- _Текст упражнения_:
- - -

А между тем исчезновение отбора сказывается вовсе не в одних только указанных грубых результатах. Последствия этого исчезновения идут гораздо дальше и глубже.
Долгим и трудным путем выработался тип нынешнего человека, более или менее приспособленного к окружающей среде. Сама среда не остается неподвижною, с течением времени она все сильнее и быстрее изменяется в самых своих основах; но организм человека уже перестает за нею следовать, и пересчет как раз в смысле приобретения новых положительных качеств. В прежнее время зубы были нужны человеку для разгрызания, разрывания и пережевывания твердой, жесткой пищи, имевшей умеренную температуру. Теперь человек ест пищу мягкую, очень горячую и очень холодную; для такой пищи нужны какие-то совершенно другие зубы, прежние для нее не годятся. За это говорит то ужасающее количество гнилых зубов, которые мы находим у культурных народов. Дикие племена, стоящие вне всякой культуры, имеют сильно развитые челюсти и крепкие, здоровые зубы; у народов полуцивилизованных число людей с гнилыми зубами колеблется между 5 — 25%, тогда как у народов высшей культуры костоедою зубов поражено более 80%. Что это такое? Живой орган, гниющий и распадающийся у живого человека! И это не как исключение, а как правило с очень незначительными исключениями. Одно из двух: либо человек должен воротиться к прежней пище, либо выработать себе новые зубы. Но что делает медицина? Она чистит, пломбирует и всячески поддерживает наличные зубы, портящиеся потому, что они не могут не портиться.
Глаз раньше был нужен человеку преимущественно для смотрения вдаль и совершенно удовлетворял своему назначению. Условия изменились, к глазу предъявляется требование большей работы вблизи. Должен выработаться новый глаз, одинаково годный и для смотрения вдаль и для длительной аккомодации вблизи. Но медицина услужливо подставляет близорукому глазу очки, и, таким образом, негодный для новых условий глаз чисто внешними средствами делает годным; число близоруких увеличивается с каждым десятилетием, и остается лишь утешаться мыслью, что стекла, слава богу, хватит на очки для всех.

- - -

- _Исходные записи_:
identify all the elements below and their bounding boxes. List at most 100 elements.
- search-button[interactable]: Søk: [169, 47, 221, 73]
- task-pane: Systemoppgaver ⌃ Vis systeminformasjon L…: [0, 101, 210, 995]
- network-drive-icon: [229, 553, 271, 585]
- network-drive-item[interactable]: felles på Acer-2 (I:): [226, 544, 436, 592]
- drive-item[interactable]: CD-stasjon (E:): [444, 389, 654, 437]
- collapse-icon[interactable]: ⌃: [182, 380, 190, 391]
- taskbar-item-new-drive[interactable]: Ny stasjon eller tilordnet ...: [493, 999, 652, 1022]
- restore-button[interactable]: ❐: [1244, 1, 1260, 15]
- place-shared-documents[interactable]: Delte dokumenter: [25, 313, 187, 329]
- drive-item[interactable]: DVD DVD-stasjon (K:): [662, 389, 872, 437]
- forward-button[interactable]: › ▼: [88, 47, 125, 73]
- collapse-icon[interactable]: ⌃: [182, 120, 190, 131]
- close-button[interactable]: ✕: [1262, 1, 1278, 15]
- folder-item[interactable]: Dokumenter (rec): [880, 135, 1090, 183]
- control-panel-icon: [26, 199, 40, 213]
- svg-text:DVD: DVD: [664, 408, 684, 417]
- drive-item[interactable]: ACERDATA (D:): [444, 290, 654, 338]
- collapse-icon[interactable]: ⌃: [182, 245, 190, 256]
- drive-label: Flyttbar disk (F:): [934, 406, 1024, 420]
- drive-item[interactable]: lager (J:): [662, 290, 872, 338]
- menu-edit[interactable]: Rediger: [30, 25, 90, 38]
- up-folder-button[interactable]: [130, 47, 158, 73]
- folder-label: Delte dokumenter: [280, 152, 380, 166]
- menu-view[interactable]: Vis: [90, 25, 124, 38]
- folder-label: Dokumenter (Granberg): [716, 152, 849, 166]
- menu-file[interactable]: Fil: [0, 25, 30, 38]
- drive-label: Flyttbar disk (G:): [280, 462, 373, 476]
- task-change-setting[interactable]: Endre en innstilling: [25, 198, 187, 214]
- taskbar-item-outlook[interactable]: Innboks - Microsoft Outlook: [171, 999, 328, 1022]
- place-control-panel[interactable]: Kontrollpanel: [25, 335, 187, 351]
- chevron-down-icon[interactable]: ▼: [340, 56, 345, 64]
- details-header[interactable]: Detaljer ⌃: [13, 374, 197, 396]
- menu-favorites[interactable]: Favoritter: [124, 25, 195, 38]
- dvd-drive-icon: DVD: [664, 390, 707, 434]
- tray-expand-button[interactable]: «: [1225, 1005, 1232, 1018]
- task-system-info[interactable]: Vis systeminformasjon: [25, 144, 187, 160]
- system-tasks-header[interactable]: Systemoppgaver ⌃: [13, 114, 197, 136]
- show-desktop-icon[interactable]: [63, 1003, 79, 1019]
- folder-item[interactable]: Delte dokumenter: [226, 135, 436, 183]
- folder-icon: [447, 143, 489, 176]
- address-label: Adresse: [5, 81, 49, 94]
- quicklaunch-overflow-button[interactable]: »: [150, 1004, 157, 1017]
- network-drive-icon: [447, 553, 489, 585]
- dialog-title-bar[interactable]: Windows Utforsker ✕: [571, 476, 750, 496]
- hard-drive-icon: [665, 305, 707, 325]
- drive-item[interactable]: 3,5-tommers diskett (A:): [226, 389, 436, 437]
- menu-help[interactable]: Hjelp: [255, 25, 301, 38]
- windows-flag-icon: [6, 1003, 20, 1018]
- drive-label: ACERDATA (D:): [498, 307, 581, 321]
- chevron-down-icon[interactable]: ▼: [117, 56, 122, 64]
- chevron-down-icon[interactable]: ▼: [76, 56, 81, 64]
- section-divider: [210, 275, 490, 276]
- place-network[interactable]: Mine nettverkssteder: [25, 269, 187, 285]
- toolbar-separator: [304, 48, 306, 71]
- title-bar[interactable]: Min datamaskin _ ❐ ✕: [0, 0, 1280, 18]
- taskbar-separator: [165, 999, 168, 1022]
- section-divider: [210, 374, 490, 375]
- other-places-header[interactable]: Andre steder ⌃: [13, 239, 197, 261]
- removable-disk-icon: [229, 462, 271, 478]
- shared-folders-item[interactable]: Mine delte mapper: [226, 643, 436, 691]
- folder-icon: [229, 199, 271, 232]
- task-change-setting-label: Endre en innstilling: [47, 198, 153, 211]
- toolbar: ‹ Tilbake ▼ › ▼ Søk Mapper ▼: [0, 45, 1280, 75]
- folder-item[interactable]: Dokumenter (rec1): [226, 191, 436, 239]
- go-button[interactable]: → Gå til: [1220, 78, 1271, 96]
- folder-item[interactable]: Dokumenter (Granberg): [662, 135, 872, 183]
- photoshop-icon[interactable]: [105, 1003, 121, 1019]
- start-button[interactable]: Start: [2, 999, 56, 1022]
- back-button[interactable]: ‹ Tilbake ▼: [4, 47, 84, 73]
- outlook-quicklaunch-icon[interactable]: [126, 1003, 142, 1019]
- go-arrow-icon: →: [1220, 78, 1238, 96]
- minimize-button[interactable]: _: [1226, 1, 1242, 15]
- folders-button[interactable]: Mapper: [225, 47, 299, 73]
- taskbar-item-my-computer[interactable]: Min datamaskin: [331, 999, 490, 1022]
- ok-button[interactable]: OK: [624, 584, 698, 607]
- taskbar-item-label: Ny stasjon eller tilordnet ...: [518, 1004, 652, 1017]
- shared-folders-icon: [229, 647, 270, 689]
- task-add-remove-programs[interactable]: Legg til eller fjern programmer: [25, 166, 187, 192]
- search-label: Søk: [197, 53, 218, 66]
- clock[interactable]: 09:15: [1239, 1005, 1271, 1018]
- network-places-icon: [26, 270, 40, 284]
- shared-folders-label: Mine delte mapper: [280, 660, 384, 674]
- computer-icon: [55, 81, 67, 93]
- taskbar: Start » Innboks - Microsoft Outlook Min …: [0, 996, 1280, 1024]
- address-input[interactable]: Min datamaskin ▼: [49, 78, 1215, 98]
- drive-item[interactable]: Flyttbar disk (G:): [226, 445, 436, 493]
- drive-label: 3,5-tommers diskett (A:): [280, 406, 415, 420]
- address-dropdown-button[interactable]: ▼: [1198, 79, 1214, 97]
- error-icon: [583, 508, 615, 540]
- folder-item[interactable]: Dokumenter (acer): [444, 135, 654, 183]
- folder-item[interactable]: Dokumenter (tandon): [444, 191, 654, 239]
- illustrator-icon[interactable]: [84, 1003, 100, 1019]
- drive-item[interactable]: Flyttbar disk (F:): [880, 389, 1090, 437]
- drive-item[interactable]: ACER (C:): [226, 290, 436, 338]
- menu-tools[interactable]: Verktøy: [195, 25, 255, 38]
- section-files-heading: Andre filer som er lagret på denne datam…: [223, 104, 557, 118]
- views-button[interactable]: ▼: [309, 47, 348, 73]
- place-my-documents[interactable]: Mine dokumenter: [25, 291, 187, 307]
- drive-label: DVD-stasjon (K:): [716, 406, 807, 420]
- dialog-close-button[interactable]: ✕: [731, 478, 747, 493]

- - -

- _Что нужно сделать_:
- a) Ответьте на вопросы по тексту упражнения:
(i) Сколько людей с гнилыми зубами у полуцивилизованных народов?
(ii) Для чего раньше человеку был нужен прежде всего глаз?
(iii) Чем медицина, по тексту упражнения, помогает близорукому глазу?
- b) Продолжите текст упражнения о том, как медицина подменяет изменение человеческого организма. Начните после его последнего предложения.

- _Ответы по заданиям_:
- a)
(i) От 5 до 25%.
(ii) Прежде всего для смотрения вдаль.
(iii) Она дает ему очки.

- b)
Положительных свойств, нужных для изменившихся условий среды, человеческий организм не приобретает; зато он обнаруживает большую склонность терять уже имеющиеся у него положительные свойства. Медицина, стремясь к своим целям, и в этом отношении грозит оказать человечеству очень плохую услугу.
В чем ставит себе медицина идеал? В том, чтобы каждую болезнь убить в организме при самом ее зарождении или, еще лучше, совсем не допустить ее до человека. Хирургия, например, настойчиво требует, чтобы каждая рана, каждый даже самый ничтожный порез немедленно подвергались тщательному обеззараживанию. Для каждого отдельного случая это очень целесообразно, но ведь таким образом организм совершенно отучится самостоятельно бороться с заражением! Уж и для настоящего времени бесчисленными наблюдателями установлен факт, что дикари без всякого лечения легко оправляются от таких ран, от которых европейцы погибают при самом тщательном уходе.